What the exercise asks => Copy out all lines of the records in which the word "Tiles" appears.

Records for processing =>
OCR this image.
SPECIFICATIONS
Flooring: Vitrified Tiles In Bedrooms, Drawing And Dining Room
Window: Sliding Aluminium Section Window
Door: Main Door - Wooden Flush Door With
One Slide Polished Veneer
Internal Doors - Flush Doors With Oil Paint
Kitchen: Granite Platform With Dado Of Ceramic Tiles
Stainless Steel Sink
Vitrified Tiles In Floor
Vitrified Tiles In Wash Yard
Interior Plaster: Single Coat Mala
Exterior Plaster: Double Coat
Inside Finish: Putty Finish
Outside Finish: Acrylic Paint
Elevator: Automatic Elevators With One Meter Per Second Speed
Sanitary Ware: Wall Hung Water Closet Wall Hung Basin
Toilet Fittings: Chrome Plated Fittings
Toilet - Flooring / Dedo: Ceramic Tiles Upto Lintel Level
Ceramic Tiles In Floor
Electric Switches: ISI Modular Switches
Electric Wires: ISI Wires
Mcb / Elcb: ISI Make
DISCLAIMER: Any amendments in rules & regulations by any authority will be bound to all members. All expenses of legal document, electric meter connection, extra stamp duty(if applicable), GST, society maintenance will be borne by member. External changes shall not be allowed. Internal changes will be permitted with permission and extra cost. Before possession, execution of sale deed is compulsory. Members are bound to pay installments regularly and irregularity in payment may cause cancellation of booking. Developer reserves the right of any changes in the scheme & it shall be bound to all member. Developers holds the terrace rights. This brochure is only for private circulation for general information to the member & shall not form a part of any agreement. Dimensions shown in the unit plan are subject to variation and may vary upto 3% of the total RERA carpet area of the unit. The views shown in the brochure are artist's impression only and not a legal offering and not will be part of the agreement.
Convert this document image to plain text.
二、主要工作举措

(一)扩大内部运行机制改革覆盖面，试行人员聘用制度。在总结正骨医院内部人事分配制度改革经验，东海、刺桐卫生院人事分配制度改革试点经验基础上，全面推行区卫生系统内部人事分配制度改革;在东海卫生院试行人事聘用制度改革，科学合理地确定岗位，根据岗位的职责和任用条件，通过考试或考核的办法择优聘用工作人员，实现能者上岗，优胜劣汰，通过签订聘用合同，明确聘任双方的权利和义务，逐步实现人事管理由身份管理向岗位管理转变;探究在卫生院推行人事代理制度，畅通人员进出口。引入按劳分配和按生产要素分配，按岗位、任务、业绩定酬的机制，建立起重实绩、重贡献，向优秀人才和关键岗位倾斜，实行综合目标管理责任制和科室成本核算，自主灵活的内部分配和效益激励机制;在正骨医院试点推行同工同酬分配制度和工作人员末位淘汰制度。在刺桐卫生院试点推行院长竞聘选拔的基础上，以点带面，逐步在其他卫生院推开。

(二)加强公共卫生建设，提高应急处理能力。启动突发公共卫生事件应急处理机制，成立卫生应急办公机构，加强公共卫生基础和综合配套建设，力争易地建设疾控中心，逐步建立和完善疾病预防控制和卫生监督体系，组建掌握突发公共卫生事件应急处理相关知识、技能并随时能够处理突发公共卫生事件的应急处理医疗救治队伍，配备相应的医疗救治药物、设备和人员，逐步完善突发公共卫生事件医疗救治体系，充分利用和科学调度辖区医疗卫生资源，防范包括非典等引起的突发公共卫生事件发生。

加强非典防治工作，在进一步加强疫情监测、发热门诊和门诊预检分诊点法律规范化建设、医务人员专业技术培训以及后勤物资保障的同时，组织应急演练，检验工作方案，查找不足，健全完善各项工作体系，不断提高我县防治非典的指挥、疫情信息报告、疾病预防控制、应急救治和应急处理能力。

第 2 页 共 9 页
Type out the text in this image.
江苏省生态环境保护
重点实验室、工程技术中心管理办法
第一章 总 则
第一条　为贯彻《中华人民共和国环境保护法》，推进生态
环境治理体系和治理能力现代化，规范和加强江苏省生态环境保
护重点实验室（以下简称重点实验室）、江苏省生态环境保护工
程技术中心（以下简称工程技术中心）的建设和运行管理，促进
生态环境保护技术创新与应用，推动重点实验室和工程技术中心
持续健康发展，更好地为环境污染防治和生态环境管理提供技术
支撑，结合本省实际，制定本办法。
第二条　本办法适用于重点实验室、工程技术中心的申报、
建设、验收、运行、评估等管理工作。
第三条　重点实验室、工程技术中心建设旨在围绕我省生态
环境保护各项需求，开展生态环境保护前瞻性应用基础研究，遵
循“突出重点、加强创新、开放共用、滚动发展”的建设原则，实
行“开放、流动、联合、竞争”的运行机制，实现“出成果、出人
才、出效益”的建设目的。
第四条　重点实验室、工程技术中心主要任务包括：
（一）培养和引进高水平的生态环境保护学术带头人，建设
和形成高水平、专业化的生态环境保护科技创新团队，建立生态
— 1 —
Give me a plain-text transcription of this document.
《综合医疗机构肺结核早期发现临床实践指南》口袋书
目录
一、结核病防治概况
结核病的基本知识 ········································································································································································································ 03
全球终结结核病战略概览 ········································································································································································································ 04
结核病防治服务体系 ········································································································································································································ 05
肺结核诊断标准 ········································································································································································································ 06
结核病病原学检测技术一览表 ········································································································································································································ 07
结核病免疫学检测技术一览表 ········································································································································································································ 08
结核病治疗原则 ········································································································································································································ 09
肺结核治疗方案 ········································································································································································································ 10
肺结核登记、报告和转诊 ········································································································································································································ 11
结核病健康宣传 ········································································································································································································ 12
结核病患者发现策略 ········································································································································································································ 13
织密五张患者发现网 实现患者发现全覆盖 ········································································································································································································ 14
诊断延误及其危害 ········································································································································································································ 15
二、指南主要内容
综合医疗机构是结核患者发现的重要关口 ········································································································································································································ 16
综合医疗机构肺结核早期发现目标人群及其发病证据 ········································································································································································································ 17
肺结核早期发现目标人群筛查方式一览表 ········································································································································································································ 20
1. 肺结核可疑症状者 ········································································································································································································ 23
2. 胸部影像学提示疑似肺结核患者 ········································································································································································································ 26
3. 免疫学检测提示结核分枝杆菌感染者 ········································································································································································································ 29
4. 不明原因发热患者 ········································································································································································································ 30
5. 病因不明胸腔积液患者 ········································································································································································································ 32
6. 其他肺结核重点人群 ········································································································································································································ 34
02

Solution for this exercise =>
Flooring: Vitrified Tiles In Bedrooms, Drawing And Dining Room
Kitchen: Granite Platform With Dado Of Ceramic Tiles
Vitrified Tiles In Floor
Vitrified Tiles In Wash Yard
Toilet - Flooring / Dedo: Ceramic Tiles Upto Lintel Level
Ceramic Tiles In Floor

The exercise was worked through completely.